§ Work required
Where a line in the listing contains the string "HOLDING", copy that line out.

-- START Materials provided --

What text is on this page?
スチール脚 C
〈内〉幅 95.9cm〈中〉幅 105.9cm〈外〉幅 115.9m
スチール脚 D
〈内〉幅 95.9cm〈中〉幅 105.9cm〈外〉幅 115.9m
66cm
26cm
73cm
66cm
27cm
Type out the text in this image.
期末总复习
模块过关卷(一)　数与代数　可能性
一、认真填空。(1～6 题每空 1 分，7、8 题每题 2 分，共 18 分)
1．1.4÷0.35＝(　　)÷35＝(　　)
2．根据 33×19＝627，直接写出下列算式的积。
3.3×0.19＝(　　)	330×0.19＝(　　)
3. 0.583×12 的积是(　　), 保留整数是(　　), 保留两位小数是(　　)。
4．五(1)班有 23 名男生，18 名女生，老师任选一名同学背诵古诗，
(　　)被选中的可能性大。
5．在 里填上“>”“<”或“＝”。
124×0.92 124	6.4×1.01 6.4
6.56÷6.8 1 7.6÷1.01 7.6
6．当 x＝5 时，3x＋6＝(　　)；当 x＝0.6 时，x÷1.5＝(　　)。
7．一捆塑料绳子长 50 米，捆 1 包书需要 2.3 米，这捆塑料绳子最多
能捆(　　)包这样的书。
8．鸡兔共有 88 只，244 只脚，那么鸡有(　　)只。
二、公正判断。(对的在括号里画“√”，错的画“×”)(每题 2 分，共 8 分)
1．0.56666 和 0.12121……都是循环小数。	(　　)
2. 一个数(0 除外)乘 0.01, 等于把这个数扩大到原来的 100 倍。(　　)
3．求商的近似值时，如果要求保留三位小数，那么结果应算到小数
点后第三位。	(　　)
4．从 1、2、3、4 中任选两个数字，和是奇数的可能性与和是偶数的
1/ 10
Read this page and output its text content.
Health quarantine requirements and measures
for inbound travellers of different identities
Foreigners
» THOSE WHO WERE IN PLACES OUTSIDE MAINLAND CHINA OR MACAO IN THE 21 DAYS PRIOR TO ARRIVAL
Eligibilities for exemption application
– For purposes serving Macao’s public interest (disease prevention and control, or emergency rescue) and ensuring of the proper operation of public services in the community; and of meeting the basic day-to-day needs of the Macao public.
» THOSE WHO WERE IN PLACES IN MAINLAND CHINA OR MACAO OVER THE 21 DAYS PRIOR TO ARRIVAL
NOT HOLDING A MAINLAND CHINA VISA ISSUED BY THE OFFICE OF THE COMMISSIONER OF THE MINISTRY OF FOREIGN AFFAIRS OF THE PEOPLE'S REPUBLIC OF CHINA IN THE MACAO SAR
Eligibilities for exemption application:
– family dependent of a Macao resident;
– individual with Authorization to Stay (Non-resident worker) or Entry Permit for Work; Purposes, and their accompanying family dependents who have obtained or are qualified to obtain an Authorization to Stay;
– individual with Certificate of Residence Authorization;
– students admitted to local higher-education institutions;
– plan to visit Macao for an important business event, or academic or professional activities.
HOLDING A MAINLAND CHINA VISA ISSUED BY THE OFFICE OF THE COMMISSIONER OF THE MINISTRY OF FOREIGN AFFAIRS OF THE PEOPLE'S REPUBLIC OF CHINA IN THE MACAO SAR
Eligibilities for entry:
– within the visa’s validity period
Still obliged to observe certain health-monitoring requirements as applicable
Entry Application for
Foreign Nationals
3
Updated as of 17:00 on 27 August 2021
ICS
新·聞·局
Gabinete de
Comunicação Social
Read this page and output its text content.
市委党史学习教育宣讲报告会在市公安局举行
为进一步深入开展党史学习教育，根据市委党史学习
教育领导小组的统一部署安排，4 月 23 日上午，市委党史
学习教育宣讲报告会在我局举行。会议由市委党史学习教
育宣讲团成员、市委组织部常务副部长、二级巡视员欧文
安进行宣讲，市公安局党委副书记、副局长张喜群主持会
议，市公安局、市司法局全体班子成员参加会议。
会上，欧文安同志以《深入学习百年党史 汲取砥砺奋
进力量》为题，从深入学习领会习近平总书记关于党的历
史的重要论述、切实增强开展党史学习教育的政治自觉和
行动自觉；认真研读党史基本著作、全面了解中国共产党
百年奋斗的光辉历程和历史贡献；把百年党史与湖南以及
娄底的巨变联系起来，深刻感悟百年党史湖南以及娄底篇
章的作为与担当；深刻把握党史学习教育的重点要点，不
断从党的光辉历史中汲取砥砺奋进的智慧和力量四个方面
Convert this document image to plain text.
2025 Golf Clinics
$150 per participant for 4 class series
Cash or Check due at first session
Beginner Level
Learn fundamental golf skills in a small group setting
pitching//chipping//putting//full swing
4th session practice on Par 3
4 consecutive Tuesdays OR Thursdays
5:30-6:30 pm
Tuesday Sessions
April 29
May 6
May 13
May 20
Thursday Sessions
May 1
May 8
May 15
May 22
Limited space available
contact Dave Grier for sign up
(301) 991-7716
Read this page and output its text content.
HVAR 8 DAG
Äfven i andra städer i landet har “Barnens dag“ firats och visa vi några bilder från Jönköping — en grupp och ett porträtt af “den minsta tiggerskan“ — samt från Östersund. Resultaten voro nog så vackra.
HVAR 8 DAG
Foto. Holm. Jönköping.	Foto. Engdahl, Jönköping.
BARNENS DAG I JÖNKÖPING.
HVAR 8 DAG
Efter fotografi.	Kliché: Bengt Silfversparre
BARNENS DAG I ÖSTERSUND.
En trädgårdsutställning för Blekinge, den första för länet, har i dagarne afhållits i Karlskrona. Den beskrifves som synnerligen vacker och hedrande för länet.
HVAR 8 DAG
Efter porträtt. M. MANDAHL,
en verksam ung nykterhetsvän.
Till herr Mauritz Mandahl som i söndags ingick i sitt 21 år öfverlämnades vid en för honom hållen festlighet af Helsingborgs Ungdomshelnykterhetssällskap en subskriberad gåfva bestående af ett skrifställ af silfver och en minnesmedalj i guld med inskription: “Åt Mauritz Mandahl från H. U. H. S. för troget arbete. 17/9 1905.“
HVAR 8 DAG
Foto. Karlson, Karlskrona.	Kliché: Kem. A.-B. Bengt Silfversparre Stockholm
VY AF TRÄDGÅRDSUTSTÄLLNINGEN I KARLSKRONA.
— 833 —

-- END Materials provided --

§ Correct result
NOT HOLDING A MAINLAND CHINA VISA ISSUED BY THE OFFICE OF THE COMMISSIONER OF THE MINISTRY OF FOREIGN AFFAIRS OF THE PEOPLE'S REPUBLIC OF CHINA IN THE MACAO SAR
HOLDING A MAINLAND CHINA VISA ISSUED BY THE OFFICE OF THE COMMISSIONER OF THE MINISTRY OF FOREIGN AFFAIRS OF THE PEOPLE'S REPUBLIC OF CHINA IN THE MACAO SAR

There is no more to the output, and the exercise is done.